Goal:
Find every line in the records below that holds the word "Nimodipine", and copy it out.

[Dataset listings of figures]
- - - - - - -
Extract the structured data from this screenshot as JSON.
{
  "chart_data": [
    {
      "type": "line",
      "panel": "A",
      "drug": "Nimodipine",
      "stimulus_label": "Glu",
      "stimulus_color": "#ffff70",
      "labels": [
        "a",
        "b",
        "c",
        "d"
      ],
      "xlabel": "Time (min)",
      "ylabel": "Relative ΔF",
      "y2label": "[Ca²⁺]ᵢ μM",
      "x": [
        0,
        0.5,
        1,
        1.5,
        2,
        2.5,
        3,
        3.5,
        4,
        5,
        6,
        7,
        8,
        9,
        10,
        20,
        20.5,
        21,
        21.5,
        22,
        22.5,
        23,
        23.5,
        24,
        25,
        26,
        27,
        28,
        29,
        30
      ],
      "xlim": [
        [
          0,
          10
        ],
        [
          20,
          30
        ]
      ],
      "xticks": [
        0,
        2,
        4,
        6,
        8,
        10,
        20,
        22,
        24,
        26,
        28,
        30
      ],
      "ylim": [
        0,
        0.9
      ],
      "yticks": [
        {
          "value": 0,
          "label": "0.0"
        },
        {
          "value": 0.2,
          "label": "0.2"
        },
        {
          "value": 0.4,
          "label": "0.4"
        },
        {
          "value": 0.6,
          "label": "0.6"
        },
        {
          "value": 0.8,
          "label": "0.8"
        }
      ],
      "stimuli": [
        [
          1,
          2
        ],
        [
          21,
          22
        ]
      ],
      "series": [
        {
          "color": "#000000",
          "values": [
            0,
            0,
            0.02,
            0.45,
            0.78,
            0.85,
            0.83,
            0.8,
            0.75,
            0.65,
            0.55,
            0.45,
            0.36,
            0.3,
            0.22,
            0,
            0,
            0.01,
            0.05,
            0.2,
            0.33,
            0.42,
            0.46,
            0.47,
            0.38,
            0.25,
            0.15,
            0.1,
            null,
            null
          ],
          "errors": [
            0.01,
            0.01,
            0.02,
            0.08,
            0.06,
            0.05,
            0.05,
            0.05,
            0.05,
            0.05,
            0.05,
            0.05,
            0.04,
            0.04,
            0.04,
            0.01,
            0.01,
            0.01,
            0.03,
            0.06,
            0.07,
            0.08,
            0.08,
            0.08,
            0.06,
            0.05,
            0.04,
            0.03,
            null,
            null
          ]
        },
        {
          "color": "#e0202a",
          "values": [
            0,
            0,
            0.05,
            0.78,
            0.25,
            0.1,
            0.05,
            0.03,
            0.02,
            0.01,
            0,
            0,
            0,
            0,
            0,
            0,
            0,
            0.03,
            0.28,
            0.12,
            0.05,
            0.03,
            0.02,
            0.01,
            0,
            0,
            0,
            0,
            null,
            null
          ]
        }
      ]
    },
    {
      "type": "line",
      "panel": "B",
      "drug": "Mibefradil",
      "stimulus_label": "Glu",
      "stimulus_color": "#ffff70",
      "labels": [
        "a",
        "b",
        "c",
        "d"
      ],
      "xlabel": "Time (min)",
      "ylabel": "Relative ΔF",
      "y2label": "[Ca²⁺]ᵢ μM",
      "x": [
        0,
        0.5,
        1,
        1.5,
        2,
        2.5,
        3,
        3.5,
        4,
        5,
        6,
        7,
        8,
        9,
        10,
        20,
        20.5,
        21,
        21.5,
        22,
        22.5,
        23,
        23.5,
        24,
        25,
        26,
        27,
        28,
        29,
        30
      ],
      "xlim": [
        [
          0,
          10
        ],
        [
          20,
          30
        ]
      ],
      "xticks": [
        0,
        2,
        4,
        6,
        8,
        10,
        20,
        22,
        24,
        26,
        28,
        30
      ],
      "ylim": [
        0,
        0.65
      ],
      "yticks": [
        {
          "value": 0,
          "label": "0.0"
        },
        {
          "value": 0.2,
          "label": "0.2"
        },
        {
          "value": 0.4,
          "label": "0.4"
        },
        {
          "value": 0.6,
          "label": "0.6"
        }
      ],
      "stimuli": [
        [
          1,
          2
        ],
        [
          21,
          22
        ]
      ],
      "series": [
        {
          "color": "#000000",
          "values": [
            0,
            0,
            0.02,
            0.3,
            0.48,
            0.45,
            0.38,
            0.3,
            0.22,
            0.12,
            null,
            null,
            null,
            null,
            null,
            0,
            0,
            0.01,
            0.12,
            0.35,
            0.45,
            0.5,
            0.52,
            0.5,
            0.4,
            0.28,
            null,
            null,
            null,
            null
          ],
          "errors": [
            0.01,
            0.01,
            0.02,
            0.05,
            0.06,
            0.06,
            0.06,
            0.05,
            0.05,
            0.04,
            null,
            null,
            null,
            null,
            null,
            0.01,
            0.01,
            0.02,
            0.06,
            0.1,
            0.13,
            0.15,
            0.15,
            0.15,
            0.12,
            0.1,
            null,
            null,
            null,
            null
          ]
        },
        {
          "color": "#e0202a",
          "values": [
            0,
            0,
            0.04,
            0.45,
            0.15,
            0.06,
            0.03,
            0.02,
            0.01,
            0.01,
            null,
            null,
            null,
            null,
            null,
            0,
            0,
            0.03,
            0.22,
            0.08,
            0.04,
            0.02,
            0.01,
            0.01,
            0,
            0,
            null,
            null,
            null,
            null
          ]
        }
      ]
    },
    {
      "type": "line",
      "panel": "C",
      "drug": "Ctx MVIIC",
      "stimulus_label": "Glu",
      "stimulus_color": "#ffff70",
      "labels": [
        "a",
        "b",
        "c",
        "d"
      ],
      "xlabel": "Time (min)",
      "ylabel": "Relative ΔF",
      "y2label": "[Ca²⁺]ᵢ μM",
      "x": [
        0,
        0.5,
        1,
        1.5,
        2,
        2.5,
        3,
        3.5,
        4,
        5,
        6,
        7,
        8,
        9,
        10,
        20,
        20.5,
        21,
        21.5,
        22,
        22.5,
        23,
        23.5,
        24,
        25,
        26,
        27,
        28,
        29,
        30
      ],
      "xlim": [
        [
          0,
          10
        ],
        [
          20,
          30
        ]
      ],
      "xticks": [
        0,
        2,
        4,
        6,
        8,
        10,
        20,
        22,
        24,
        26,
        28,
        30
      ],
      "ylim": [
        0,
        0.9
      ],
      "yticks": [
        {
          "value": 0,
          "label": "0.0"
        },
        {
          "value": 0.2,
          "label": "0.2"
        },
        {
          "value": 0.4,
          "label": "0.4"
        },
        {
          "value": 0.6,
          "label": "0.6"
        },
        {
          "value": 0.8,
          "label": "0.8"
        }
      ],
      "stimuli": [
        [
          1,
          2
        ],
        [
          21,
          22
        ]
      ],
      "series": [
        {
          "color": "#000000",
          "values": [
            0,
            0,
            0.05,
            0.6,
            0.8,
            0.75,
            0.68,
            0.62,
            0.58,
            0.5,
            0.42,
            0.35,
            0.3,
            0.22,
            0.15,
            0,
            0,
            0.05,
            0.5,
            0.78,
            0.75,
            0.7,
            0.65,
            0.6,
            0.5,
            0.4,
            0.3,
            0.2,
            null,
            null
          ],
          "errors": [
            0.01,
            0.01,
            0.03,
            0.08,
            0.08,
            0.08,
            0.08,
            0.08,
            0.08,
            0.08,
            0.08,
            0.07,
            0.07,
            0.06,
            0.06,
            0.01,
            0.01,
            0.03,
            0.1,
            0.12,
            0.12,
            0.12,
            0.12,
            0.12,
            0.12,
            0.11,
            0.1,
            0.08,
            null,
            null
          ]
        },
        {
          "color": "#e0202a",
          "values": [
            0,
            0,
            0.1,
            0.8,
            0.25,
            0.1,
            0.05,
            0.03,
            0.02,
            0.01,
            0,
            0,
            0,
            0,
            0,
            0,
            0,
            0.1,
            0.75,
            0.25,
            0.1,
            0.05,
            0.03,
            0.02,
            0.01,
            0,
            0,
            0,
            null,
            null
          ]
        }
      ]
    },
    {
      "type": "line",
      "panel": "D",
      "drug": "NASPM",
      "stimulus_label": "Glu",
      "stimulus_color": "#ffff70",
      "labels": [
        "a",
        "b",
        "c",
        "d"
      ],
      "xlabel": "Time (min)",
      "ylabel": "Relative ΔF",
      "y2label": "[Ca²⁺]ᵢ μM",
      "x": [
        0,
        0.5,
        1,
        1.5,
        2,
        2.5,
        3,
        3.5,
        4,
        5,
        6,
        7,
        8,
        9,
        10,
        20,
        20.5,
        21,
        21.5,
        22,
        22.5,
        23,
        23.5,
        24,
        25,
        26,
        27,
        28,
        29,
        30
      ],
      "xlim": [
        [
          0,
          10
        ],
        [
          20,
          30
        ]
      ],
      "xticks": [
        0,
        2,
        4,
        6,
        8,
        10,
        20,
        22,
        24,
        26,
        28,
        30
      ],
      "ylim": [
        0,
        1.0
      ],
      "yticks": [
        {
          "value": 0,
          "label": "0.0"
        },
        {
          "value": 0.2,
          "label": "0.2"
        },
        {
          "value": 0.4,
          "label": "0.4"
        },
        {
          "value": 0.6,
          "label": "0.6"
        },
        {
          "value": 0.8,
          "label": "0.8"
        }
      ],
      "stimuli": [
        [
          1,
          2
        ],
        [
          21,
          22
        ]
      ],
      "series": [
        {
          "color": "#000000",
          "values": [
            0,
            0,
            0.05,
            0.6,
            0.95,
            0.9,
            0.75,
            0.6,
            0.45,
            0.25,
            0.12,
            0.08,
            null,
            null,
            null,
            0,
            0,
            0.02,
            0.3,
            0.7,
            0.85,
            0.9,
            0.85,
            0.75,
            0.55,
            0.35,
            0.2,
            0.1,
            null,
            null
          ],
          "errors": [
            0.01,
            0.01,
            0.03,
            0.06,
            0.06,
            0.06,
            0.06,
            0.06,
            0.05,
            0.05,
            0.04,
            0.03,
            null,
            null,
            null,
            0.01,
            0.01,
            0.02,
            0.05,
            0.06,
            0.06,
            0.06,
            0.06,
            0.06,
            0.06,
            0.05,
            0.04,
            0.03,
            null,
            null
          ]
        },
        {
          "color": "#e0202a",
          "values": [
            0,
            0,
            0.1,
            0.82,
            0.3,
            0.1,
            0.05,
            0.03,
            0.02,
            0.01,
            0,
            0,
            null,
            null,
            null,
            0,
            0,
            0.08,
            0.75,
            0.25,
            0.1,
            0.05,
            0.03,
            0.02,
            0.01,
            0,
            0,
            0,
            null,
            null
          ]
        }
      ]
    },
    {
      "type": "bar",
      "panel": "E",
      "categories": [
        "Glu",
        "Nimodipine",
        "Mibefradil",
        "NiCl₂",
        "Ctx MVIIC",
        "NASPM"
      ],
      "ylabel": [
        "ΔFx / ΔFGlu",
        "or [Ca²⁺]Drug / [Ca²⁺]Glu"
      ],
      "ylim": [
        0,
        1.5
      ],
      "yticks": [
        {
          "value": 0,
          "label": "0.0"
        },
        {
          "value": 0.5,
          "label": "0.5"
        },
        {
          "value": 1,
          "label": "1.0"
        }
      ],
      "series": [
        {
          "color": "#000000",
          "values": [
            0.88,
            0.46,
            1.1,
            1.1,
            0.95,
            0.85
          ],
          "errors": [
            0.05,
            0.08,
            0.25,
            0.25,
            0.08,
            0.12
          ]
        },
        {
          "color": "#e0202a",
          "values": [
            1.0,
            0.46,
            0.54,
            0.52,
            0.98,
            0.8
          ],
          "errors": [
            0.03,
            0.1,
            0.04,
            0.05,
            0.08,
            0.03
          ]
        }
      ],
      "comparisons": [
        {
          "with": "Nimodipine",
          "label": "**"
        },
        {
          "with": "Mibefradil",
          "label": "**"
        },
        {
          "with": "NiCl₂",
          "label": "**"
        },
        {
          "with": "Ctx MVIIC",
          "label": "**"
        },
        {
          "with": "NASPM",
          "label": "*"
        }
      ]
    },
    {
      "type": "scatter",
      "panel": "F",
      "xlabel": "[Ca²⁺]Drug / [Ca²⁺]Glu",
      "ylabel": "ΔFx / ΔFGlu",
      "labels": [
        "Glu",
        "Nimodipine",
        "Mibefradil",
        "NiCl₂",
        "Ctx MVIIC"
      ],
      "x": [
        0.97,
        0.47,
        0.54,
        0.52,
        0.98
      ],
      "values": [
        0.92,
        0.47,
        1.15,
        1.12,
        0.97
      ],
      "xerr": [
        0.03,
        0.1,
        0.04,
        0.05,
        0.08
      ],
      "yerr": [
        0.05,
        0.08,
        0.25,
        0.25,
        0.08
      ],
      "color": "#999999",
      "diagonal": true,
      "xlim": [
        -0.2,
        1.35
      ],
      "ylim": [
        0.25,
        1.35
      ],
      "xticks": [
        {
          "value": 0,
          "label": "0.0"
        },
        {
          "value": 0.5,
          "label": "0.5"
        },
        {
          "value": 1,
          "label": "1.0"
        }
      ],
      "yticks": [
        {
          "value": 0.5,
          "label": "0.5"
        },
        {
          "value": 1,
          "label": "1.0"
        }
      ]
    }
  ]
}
- - - - - - -
Result below:
      "drug": "Nimodipine",
        "Nimodipine",
          "with": "Nimodipine",
        "Nimodipine",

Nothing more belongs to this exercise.